>>
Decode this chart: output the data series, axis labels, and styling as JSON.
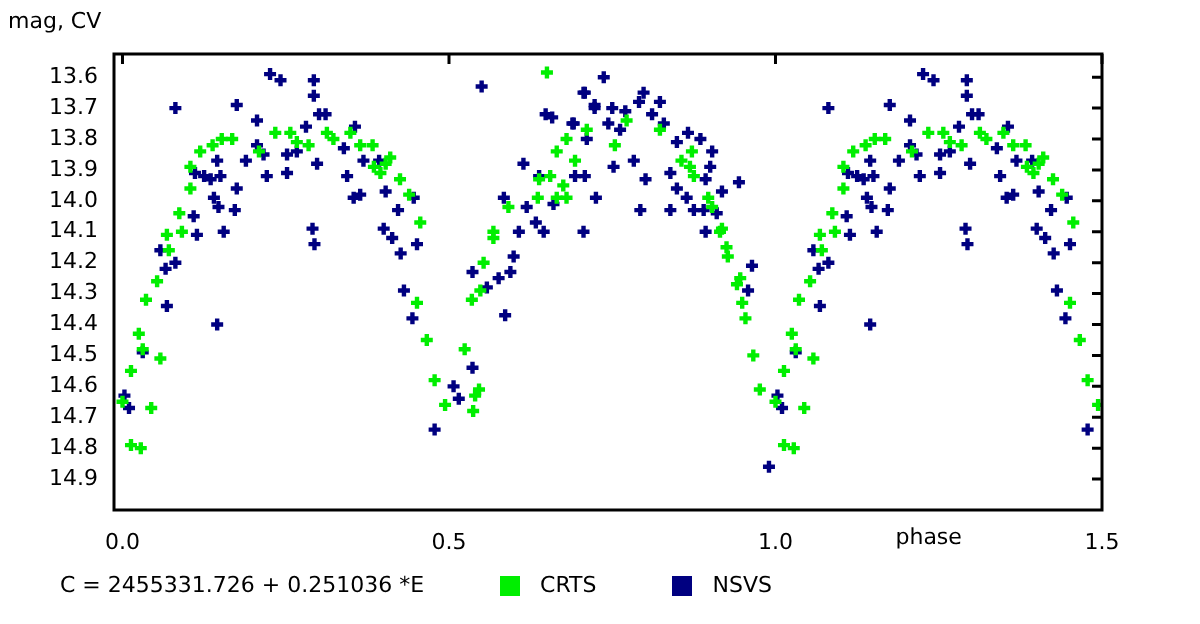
{
  "chart_data": {
    "type": "scatter",
    "xlabel": "phase",
    "ylabel": "mag, CV",
    "annotations": [
      "C = 2455331.726 + 0.251036 *E"
    ],
    "xlim": [
      -0.013,
      1.5
    ],
    "xticks": [
      {
        "value": 0,
        "label": "0.0"
      },
      0.5,
      {
        "value": 1,
        "label": "1.0"
      },
      1.5
    ],
    "ylim": [
      15.0,
      13.525
    ],
    "yticks": [
      13.6,
      13.7,
      13.8,
      13.9,
      {
        "value": 14,
        "label": "14.0"
      },
      14.1,
      14.2,
      14.3,
      14.4,
      14.5,
      14.6,
      14.7,
      14.8,
      14.9
    ],
    "grid": false,
    "legend": "bottom",
    "marker": "cross",
    "series": [
      {
        "name": "CRTS",
        "color": "#00ee00",
        "x": [
          0.0,
          0.013,
          0.013,
          0.025,
          0.028,
          0.031,
          0.036,
          0.044,
          0.053,
          0.058,
          0.068,
          0.071,
          0.087,
          0.091,
          0.104,
          0.104,
          0.119,
          0.138,
          0.152,
          0.168,
          0.209,
          0.234,
          0.257,
          0.267,
          0.285,
          0.313,
          0.323,
          0.349,
          0.364,
          0.383,
          0.385,
          0.395,
          0.403,
          0.41,
          0.425,
          0.439,
          0.451,
          0.456,
          0.466,
          0.478,
          0.494,
          1.0,
          1.013,
          1.013,
          1.025,
          1.028,
          1.031,
          1.036,
          1.044,
          1.053,
          1.058,
          1.068,
          1.071,
          1.087,
          1.091,
          1.104,
          1.104,
          1.119,
          1.138,
          1.152,
          1.168,
          1.209,
          1.234,
          1.257,
          1.267,
          1.285,
          1.313,
          1.323,
          1.349,
          1.364,
          1.383,
          1.385,
          1.395,
          1.403,
          1.41,
          1.425,
          1.439,
          1.451,
          1.456,
          1.466,
          1.478,
          1.494,
          0.524,
          0.535,
          0.537,
          0.54,
          0.546,
          0.548,
          0.553,
          0.568,
          0.568,
          0.591,
          0.636,
          0.638,
          0.65,
          0.655,
          0.665,
          0.665,
          0.675,
          0.68,
          0.68,
          0.693,
          0.711,
          0.754,
          0.772,
          0.823,
          0.856,
          0.869,
          0.872,
          0.875,
          0.897,
          0.903,
          0.915,
          0.918,
          0.925,
          0.927,
          0.941,
          0.946,
          0.949,
          0.954,
          0.966,
          0.976
        ],
        "values": [
          14.65,
          14.55,
          14.79,
          14.43,
          14.8,
          14.48,
          14.32,
          14.67,
          14.26,
          14.51,
          14.11,
          14.16,
          14.04,
          14.1,
          13.96,
          13.89,
          13.84,
          13.82,
          13.8,
          13.8,
          13.84,
          13.78,
          13.78,
          13.81,
          13.82,
          13.78,
          13.8,
          13.78,
          13.82,
          13.82,
          13.89,
          13.91,
          13.88,
          13.86,
          13.93,
          13.98,
          14.33,
          14.07,
          14.45,
          14.58,
          14.66,
          14.65,
          14.55,
          14.79,
          14.43,
          14.8,
          14.48,
          14.32,
          14.67,
          14.26,
          14.51,
          14.11,
          14.16,
          14.04,
          14.1,
          13.96,
          13.89,
          13.84,
          13.82,
          13.8,
          13.8,
          13.84,
          13.78,
          13.78,
          13.81,
          13.82,
          13.78,
          13.8,
          13.78,
          13.82,
          13.82,
          13.89,
          13.91,
          13.88,
          13.86,
          13.93,
          13.98,
          14.33,
          14.07,
          14.45,
          14.58,
          14.66,
          14.48,
          14.32,
          14.68,
          14.63,
          14.61,
          14.29,
          14.2,
          14.1,
          14.12,
          14.02,
          13.99,
          13.93,
          13.585,
          13.92,
          13.84,
          13.99,
          13.95,
          13.8,
          13.99,
          13.87,
          13.77,
          13.82,
          13.74,
          13.77,
          13.87,
          13.89,
          13.84,
          13.92,
          13.99,
          14.02,
          14.1,
          14.09,
          14.15,
          14.18,
          14.27,
          14.25,
          14.33,
          14.38,
          14.5,
          14.61
        ]
      },
      {
        "name": "NSVS",
        "color": "#000080",
        "x": [
          0.003,
          0.01,
          0.031,
          0.058,
          0.066,
          0.068,
          0.081,
          0.081,
          0.109,
          0.111,
          0.114,
          0.125,
          0.135,
          0.14,
          0.145,
          0.145,
          0.147,
          0.15,
          0.155,
          0.172,
          0.175,
          0.175,
          0.189,
          0.206,
          0.206,
          0.216,
          0.221,
          0.226,
          0.242,
          0.252,
          0.252,
          0.267,
          0.281,
          0.291,
          0.293,
          0.293,
          0.294,
          0.298,
          0.301,
          0.311,
          0.339,
          0.344,
          0.354,
          0.356,
          0.364,
          0.369,
          0.393,
          0.4,
          0.403,
          0.413,
          0.422,
          0.426,
          0.431,
          0.444,
          0.446,
          0.451,
          0.478,
          1.003,
          1.01,
          1.031,
          1.058,
          1.066,
          1.068,
          1.081,
          1.081,
          1.109,
          1.111,
          1.114,
          1.125,
          1.135,
          1.14,
          1.145,
          1.145,
          1.147,
          1.15,
          1.155,
          1.172,
          1.175,
          1.175,
          1.189,
          1.206,
          1.206,
          1.216,
          1.221,
          1.226,
          1.242,
          1.252,
          1.252,
          1.267,
          1.281,
          1.291,
          1.293,
          1.293,
          1.294,
          1.298,
          1.301,
          1.311,
          1.339,
          1.344,
          1.354,
          1.356,
          1.364,
          1.369,
          1.393,
          1.4,
          1.403,
          1.413,
          1.422,
          1.426,
          1.431,
          1.444,
          1.446,
          1.451,
          1.478,
          0.507,
          0.515,
          0.536,
          0.536,
          0.55,
          0.558,
          0.576,
          0.584,
          0.586,
          0.594,
          0.599,
          0.607,
          0.614,
          0.619,
          0.633,
          0.638,
          0.645,
          0.648,
          0.658,
          0.66,
          0.689,
          0.691,
          0.693,
          0.706,
          0.706,
          0.708,
          0.708,
          0.711,
          0.723,
          0.723,
          0.725,
          0.737,
          0.744,
          0.75,
          0.752,
          0.762,
          0.77,
          0.783,
          0.791,
          0.793,
          0.798,
          0.801,
          0.811,
          0.823,
          0.829,
          0.839,
          0.839,
          0.849,
          0.849,
          0.864,
          0.866,
          0.875,
          0.885,
          0.89,
          0.893,
          0.893,
          0.9,
          0.903,
          0.91,
          0.918,
          0.944,
          0.958,
          0.964,
          0.99
        ],
        "values": [
          14.63,
          14.67,
          14.49,
          14.16,
          14.22,
          14.34,
          14.2,
          13.7,
          14.05,
          13.91,
          14.11,
          13.92,
          13.93,
          13.99,
          13.87,
          14.4,
          14.02,
          13.92,
          14.1,
          14.03,
          13.96,
          13.69,
          13.87,
          13.74,
          13.82,
          13.85,
          13.92,
          13.59,
          13.61,
          13.85,
          13.91,
          13.84,
          13.76,
          14.09,
          13.61,
          13.66,
          14.14,
          13.88,
          13.72,
          13.72,
          13.83,
          13.92,
          13.99,
          13.76,
          13.98,
          13.87,
          13.87,
          14.09,
          13.97,
          14.12,
          14.03,
          14.17,
          14.29,
          14.38,
          13.99,
          14.14,
          14.74,
          14.63,
          14.67,
          14.49,
          14.16,
          14.22,
          14.34,
          14.2,
          13.7,
          14.05,
          13.91,
          14.11,
          13.92,
          13.93,
          13.99,
          13.87,
          14.4,
          14.02,
          13.92,
          14.1,
          14.03,
          13.96,
          13.69,
          13.87,
          13.74,
          13.82,
          13.85,
          13.92,
          13.59,
          13.61,
          13.85,
          13.91,
          13.84,
          13.76,
          14.09,
          13.61,
          13.66,
          14.14,
          13.88,
          13.72,
          13.72,
          13.83,
          13.92,
          13.99,
          13.76,
          13.98,
          13.87,
          13.87,
          14.09,
          13.97,
          14.12,
          14.03,
          14.17,
          14.29,
          14.38,
          13.99,
          14.14,
          14.74,
          14.6,
          14.64,
          14.54,
          14.23,
          13.63,
          14.28,
          14.25,
          13.99,
          14.37,
          14.23,
          14.18,
          14.1,
          13.88,
          14.02,
          14.07,
          13.92,
          14.1,
          13.72,
          13.73,
          14.01,
          13.75,
          13.75,
          13.92,
          14.1,
          13.65,
          13.65,
          13.92,
          13.8,
          13.7,
          13.69,
          13.99,
          13.6,
          13.75,
          13.7,
          13.89,
          13.77,
          13.71,
          13.87,
          13.68,
          14.03,
          13.65,
          13.93,
          13.72,
          13.68,
          13.75,
          13.91,
          14.03,
          13.96,
          13.81,
          13.99,
          13.78,
          14.03,
          13.8,
          14.03,
          13.93,
          14.1,
          13.89,
          13.84,
          14.04,
          13.97,
          13.94,
          14.29,
          14.21,
          14.86
        ]
      }
    ]
  }
}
<<
→ WORK TO BE COMPLETED
State the number of lines in the data that include the string "series", and add nothing else.

→ WRITTEN ANSWER
2